Given task |
Format the rows from the line containing "Patent image size: (726, 689)." through the line containing "The splining 4a is at (423, 290)." as a numbered list, leaving out blank lines.

________________

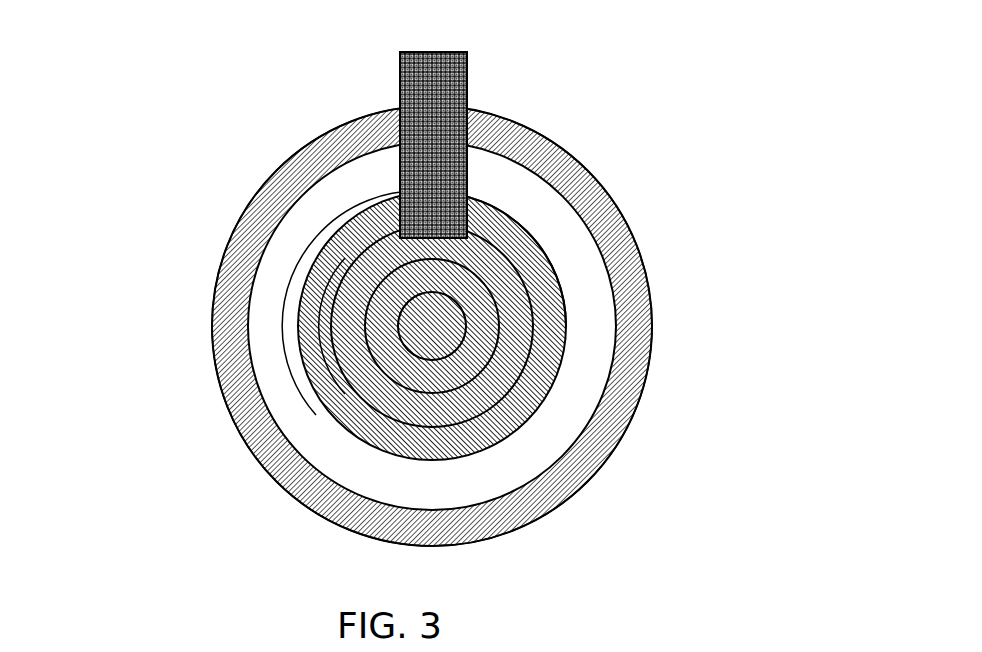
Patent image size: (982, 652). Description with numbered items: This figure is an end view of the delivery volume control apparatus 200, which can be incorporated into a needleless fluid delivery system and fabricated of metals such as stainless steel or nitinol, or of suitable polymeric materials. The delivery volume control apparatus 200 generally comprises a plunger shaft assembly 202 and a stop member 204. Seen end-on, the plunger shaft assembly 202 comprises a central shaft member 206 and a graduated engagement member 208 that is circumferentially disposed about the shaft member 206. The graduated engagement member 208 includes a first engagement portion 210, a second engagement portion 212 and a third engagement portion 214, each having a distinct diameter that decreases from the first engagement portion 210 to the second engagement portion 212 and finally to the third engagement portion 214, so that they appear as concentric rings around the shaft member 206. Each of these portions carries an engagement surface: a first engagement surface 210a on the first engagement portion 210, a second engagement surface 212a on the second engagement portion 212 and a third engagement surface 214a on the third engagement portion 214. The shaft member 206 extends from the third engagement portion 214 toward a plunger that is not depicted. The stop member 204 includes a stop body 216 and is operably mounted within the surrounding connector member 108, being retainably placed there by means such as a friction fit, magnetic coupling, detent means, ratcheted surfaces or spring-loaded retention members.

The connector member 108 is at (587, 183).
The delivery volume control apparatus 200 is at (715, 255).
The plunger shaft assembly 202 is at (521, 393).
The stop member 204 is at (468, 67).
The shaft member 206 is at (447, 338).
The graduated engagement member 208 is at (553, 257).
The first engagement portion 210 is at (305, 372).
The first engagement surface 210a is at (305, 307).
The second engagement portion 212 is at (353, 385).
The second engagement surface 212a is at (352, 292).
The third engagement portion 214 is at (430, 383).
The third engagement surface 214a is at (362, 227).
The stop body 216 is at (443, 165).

________________

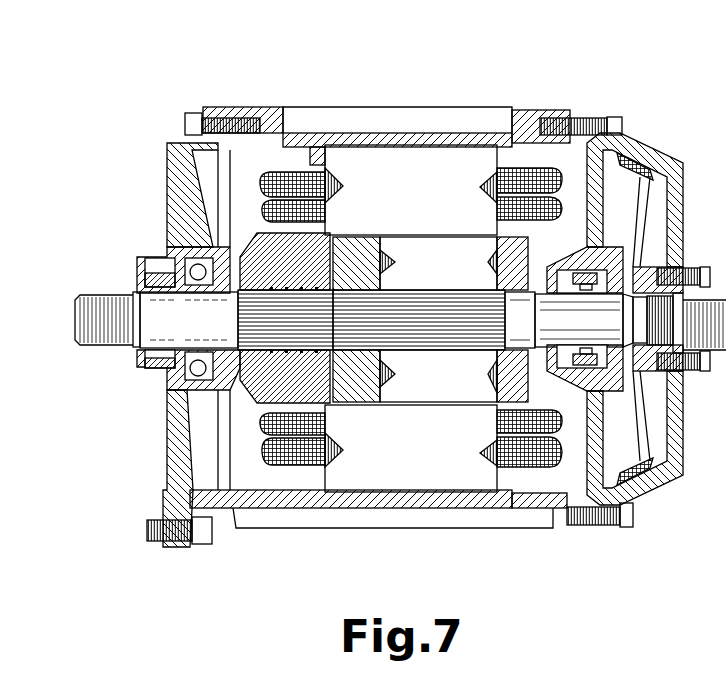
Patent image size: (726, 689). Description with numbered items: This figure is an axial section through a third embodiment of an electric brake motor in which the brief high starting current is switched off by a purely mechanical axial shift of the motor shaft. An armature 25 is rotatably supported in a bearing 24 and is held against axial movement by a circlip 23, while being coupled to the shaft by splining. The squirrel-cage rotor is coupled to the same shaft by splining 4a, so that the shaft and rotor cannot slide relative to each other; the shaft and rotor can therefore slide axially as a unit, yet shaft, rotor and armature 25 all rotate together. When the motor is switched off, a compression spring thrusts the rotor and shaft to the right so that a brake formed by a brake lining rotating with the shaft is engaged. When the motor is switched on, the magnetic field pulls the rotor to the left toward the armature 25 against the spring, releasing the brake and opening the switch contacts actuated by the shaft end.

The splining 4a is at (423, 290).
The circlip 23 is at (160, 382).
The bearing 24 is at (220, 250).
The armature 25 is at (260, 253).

________________

Task solution |
1. Patent image size: (726, 689). Description with numbered items: This figure is an axial section through a third embodiment of an electric brake motor in which the brief high starting current is switched off by a purely mechanical axial shift of the motor shaft. An armature 25 is rotatably supported in a bearing 24 and is held against axial movement by a circlip 23, while being coupled to the shaft by splining. The squirrel-cage rotor is coupled to the same shaft by splining 4a, so that the shaft and rotor cannot slide relative to each other; the shaft and rotor can therefore slide axially as a unit, yet shaft, rotor and armature 25 all rotate together. When the motor is switched off, a compression spring thrusts the rotor and shaft to the right so that a brake formed by a brake lining rotating with the shaft is engaged. When the motor is switched on, the magnetic field pulls the rotor to the left toward the armature 25 against the spring, releasing the brake and opening the switch contacts actuated by the shaft end.
2. The splining 4a is at (423, 290).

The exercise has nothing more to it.